THE TASK
Extract each line of the data and write it out again exactly.

DATA EXTRACT
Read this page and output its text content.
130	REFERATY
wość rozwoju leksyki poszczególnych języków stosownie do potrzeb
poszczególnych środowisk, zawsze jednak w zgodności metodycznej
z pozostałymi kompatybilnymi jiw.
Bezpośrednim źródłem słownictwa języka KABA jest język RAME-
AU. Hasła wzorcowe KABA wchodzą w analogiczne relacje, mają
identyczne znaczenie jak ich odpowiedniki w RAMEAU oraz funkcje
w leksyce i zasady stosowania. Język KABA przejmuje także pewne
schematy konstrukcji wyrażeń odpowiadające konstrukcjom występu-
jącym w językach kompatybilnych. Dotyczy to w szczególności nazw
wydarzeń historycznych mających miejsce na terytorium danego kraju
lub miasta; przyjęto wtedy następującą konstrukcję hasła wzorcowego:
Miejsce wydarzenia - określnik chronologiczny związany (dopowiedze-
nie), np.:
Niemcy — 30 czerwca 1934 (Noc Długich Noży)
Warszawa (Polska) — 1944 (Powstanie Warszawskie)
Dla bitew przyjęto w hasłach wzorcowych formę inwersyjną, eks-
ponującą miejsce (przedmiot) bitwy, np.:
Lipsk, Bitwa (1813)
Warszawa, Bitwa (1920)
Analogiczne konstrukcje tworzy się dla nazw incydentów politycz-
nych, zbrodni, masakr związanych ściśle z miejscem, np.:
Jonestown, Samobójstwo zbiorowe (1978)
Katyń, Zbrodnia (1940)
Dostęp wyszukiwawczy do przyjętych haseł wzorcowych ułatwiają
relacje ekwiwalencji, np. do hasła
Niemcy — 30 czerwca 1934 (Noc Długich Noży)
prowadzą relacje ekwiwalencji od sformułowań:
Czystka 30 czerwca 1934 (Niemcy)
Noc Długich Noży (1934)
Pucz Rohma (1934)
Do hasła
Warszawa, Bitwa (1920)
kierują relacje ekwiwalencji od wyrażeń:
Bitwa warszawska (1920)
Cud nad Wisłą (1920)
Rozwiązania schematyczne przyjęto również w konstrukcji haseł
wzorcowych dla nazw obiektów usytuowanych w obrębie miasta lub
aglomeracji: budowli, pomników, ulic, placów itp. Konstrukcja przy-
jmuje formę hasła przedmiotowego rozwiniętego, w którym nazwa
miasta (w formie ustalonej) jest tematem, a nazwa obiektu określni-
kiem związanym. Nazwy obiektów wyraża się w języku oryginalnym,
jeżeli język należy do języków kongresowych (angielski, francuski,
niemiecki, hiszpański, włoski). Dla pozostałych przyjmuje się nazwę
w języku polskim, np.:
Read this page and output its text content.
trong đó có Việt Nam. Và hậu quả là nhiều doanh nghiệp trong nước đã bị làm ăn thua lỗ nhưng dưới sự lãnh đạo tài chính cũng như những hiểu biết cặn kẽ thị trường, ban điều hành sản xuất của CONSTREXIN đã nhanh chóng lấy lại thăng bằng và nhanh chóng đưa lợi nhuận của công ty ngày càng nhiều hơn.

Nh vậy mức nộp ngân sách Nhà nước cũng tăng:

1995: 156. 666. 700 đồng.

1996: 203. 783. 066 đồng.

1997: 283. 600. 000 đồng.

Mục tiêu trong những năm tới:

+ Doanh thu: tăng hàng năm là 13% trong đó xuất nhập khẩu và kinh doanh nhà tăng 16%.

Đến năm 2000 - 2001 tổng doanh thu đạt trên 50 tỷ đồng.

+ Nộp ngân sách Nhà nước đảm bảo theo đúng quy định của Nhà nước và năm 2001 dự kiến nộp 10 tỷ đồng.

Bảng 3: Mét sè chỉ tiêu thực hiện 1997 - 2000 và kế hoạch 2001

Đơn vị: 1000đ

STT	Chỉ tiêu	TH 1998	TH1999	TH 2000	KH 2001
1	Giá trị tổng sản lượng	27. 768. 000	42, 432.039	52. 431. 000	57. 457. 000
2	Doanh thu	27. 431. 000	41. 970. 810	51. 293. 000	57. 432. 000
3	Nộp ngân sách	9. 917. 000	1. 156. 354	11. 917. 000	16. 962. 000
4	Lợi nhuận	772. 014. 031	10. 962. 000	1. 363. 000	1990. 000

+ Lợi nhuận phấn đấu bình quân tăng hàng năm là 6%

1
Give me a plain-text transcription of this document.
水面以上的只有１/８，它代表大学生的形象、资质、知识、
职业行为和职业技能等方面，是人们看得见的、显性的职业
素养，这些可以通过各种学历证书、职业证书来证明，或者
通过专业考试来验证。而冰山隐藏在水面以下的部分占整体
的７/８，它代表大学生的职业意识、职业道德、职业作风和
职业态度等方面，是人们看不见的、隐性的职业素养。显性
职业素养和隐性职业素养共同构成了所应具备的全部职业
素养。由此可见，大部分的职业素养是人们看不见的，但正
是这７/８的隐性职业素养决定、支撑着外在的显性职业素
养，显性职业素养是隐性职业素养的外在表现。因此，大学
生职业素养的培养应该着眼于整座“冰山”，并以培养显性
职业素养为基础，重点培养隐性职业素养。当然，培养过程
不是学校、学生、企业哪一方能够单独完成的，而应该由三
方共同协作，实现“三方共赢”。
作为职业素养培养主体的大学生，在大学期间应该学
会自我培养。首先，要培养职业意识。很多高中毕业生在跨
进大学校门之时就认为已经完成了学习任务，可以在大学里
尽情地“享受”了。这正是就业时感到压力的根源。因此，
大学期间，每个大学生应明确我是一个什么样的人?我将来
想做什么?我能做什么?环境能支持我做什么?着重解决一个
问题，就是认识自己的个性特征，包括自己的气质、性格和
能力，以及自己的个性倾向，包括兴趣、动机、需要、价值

SOLUTION FOR THIS PROBLEM
Read this page and output its text content.
130	REFERATY
wość rozwoju leksyki poszczególnych języków stosownie do potrzeb
poszczególnych środowisk, zawsze jednak w zgodności metodycznej
z pozostałymi kompatybilnymi jiw.
Bezpośrednim źródłem słownictwa języka KABA jest język RAME-
AU. Hasła wzorcowe KABA wchodzą w analogiczne relacje, mają
identyczne znaczenie jak ich odpowiedniki w RAMEAU oraz funkcje
w leksyce i zasady stosowania. Język KABA przejmuje także pewne
schematy konstrukcji wyrażeń odpowiadające konstrukcjom występu-
jącym w językach kompatybilnych. Dotyczy to w szczególności nazw
wydarzeń historycznych mających miejsce na terytorium danego kraju
lub miasta; przyjęto wtedy następującą konstrukcję hasła wzorcowego:
Miejsce wydarzenia - określnik chronologiczny związany (dopowiedze-
nie), np.:
Niemcy — 30 czerwca 1934 (Noc Długich Noży)
Warszawa (Polska) — 1944 (Powstanie Warszawskie)
Dla bitew przyjęto w hasłach wzorcowych formę inwersyjną, eks-
ponującą miejsce (przedmiot) bitwy, np.:
Lipsk, Bitwa (1813)
Warszawa, Bitwa (1920)
Analogiczne konstrukcje tworzy się dla nazw incydentów politycz-
nych, zbrodni, masakr związanych ściśle z miejscem, np.:
Jonestown, Samobójstwo zbiorowe (1978)
Katyń, Zbrodnia (1940)
Dostęp wyszukiwawczy do przyjętych haseł wzorcowych ułatwiają
relacje ekwiwalencji, np. do hasła
Niemcy — 30 czerwca 1934 (Noc Długich Noży)
prowadzą relacje ekwiwalencji od sformułowań:
Czystka 30 czerwca 1934 (Niemcy)
Noc Długich Noży (1934)
Pucz Rohma (1934)
Do hasła
Warszawa, Bitwa (1920)
kierują relacje ekwiwalencji od wyrażeń:
Bitwa warszawska (1920)
Cud nad Wisłą (1920)
Rozwiązania schematyczne przyjęto również w konstrukcji haseł
wzorcowych dla nazw obiektów usytuowanych w obrębie miasta lub
aglomeracji: budowli, pomników, ulic, placów itp. Konstrukcja przy-
jmuje formę hasła przedmiotowego rozwiniętego, w którym nazwa
miasta (w formie ustalonej) jest tematem, a nazwa obiektu określni-
kiem związanym. Nazwy obiektów wyraża się w języku oryginalnym,
jeżeli język należy do języków kongresowych (angielski, francuski,
niemiecki, hiszpański, włoski). Dla pozostałych przyjmuje się nazwę
w języku polskim, np.:
Read this page and output its text content.
trong đó có Việt Nam. Và hậu quả là nhiều doanh nghiệp trong nước đã bị làm ăn thua lỗ nhưng dưới sự lãnh đạo tài chính cũng như những hiểu biết cặn kẽ thị trường, ban điều hành sản xuất của CONSTREXIN đã nhanh chóng lấy lại thăng bằng và nhanh chóng đưa lợi nhuận của công ty ngày càng nhiều hơn.

Nh vậy mức nộp ngân sách Nhà nước cũng tăng:

1995: 156. 666. 700 đồng.

1996: 203. 783. 066 đồng.

1997: 283. 600. 000 đồng.

Mục tiêu trong những năm tới:

+ Doanh thu: tăng hàng năm là 13% trong đó xuất nhập khẩu và kinh doanh nhà tăng 16%.

Đến năm 2000 - 2001 tổng doanh thu đạt trên 50 tỷ đồng.

+ Nộp ngân sách Nhà nước đảm bảo theo đúng quy định của Nhà nước và năm 2001 dự kiến nộp 10 tỷ đồng.

Bảng 3: Mét sè chỉ tiêu thực hiện 1997 - 2000 và kế hoạch 2001

Đơn vị: 1000đ

STT	Chỉ tiêu	TH 1998	TH1999	TH 2000	KH 2001
1	Giá trị tổng sản lượng	27. 768. 000	42, 432.039	52. 431. 000	57. 457. 000
2	Doanh thu	27. 431. 000	41. 970. 810	51. 293. 000	57. 432. 000
3	Nộp ngân sách	9. 917. 000	1. 156. 354	11. 917. 000	16. 962. 000
4	Lợi nhuận	772. 014. 031	10. 962. 000	1. 363. 000	1990. 000

+ Lợi nhuận phấn đấu bình quân tăng hàng năm là 6%

1
Give me a plain-text transcription of this document.
水面以上的只有１/８，它代表大学生的形象、资质、知识、
职业行为和职业技能等方面，是人们看得见的、显性的职业
素养，这些可以通过各种学历证书、职业证书来证明，或者
通过专业考试来验证。而冰山隐藏在水面以下的部分占整体
的７/８，它代表大学生的职业意识、职业道德、职业作风和
职业态度等方面，是人们看不见的、隐性的职业素养。显性
职业素养和隐性职业素养共同构成了所应具备的全部职业
素养。由此可见，大部分的职业素养是人们看不见的，但正
是这７/８的隐性职业素养决定、支撑着外在的显性职业素
养，显性职业素养是隐性职业素养的外在表现。因此，大学
生职业素养的培养应该着眼于整座“冰山”，并以培养显性
职业素养为基础，重点培养隐性职业素养。当然，培养过程
不是学校、学生、企业哪一方能够单独完成的，而应该由三
方共同协作，实现“三方共赢”。
作为职业素养培养主体的大学生，在大学期间应该学
会自我培养。首先，要培养职业意识。很多高中毕业生在跨
进大学校门之时就认为已经完成了学习任务，可以在大学里
尽情地“享受”了。这正是就业时感到压力的根源。因此，
大学期间，每个大学生应明确我是一个什么样的人?我将来
想做什么?我能做什么?环境能支持我做什么?着重解决一个
问题，就是认识自己的个性特征，包括自己的气质、性格和
能力，以及自己的个性倾向，包括兴趣、动机、需要、价值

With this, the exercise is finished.